Extracted data entries
★ ★ ★ ★ ★ ★ ★

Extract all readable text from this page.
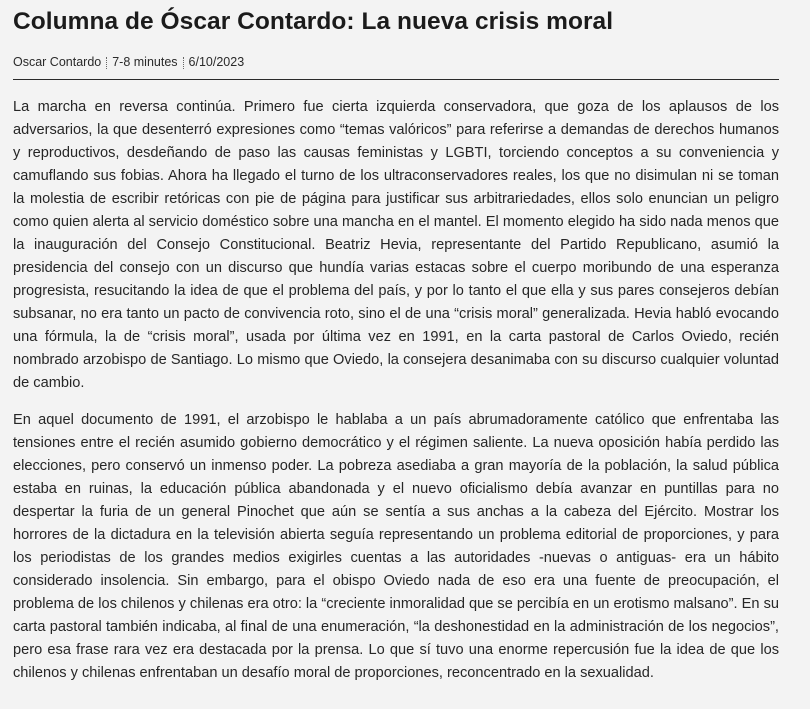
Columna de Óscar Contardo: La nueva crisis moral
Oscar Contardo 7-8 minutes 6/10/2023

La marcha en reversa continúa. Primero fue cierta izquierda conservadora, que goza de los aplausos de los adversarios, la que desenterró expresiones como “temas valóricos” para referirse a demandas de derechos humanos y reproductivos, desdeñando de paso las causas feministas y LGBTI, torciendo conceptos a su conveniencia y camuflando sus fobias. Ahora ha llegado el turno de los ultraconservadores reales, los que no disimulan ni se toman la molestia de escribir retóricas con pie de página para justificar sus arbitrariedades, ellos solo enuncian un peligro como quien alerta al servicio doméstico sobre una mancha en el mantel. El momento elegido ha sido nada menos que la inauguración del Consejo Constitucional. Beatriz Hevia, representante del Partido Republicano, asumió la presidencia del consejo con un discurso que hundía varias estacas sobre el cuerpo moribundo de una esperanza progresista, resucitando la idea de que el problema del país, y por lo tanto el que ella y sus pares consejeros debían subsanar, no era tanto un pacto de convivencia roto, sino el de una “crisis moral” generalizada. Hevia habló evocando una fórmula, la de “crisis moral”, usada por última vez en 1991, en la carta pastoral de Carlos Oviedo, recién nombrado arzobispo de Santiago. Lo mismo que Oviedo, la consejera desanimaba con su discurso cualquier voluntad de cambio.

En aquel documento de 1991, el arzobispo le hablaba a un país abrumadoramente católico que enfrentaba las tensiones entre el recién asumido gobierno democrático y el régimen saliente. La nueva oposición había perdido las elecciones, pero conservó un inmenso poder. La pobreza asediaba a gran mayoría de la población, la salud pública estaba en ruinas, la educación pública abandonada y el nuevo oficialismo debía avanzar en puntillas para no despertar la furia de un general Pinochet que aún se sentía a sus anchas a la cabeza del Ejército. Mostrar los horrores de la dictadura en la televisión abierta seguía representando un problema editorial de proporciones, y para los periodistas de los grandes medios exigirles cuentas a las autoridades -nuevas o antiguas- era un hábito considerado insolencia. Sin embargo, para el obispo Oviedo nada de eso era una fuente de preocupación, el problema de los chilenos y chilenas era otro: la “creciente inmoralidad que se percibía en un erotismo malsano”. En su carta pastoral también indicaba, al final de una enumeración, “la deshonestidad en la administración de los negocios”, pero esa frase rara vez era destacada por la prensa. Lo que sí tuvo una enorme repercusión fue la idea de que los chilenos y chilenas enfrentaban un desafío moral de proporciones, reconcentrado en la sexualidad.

★ ★ ★ ★ ★ ★ ★

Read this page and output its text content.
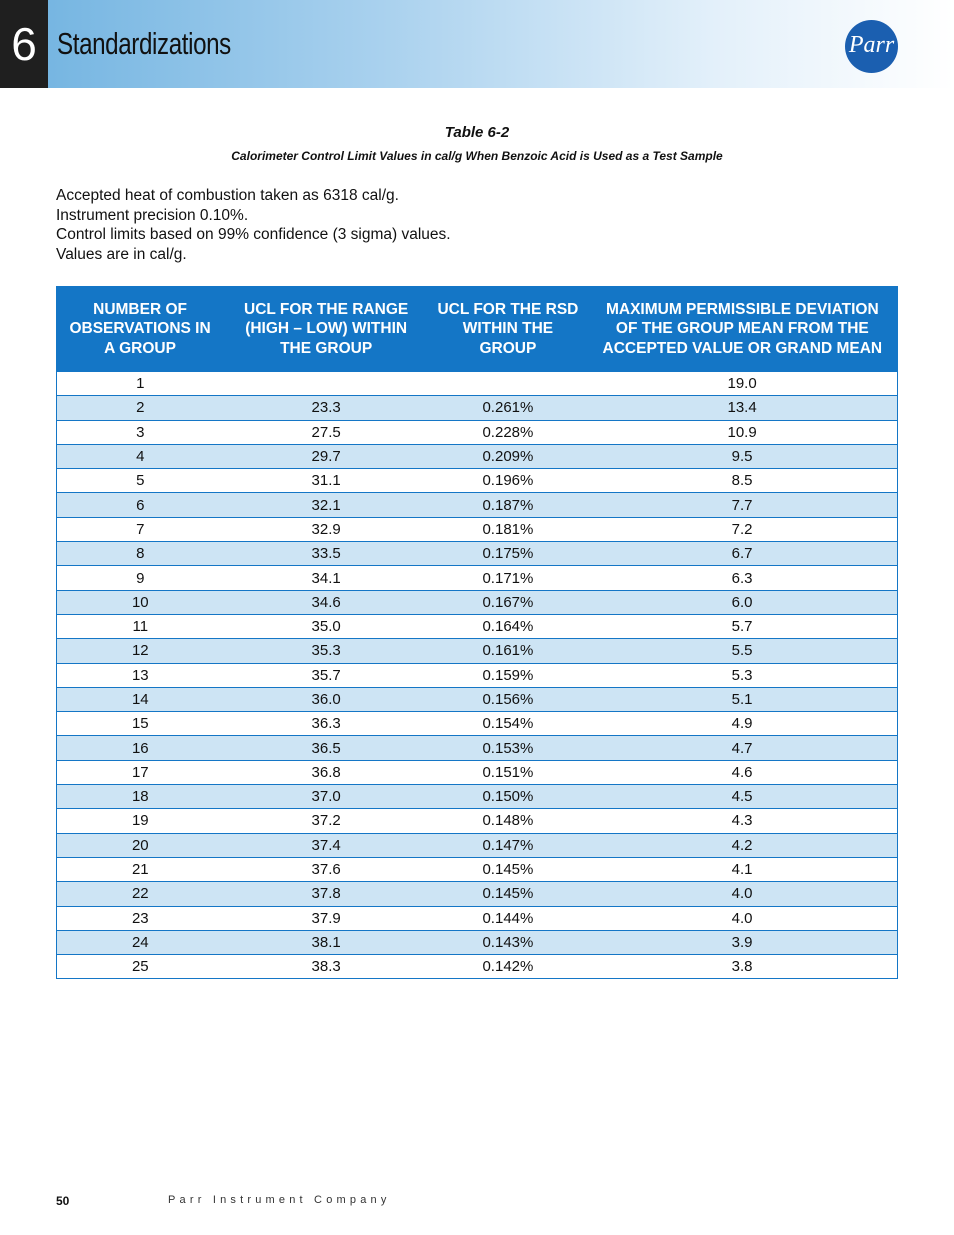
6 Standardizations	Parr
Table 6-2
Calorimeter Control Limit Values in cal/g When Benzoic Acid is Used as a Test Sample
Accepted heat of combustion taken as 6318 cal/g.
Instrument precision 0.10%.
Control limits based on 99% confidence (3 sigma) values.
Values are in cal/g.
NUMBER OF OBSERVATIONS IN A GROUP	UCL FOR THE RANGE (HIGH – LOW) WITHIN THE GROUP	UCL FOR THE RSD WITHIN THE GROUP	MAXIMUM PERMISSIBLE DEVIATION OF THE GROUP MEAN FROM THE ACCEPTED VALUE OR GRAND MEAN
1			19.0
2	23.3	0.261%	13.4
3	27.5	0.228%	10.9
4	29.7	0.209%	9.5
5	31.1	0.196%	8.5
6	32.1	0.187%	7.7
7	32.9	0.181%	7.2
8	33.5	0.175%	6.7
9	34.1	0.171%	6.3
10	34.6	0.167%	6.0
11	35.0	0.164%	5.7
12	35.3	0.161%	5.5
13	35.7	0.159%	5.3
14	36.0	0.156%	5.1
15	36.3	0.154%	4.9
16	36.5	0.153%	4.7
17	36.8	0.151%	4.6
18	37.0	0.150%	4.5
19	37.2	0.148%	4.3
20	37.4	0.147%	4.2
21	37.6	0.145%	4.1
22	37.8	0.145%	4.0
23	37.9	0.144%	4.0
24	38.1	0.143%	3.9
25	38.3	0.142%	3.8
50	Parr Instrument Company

★ ★ ★ ★ ★ ★ ★

DIRECTIVE
The word "this" may occur in lines of the records. Report how many such lines there are, giving only the number.

FINAL ANSWER
2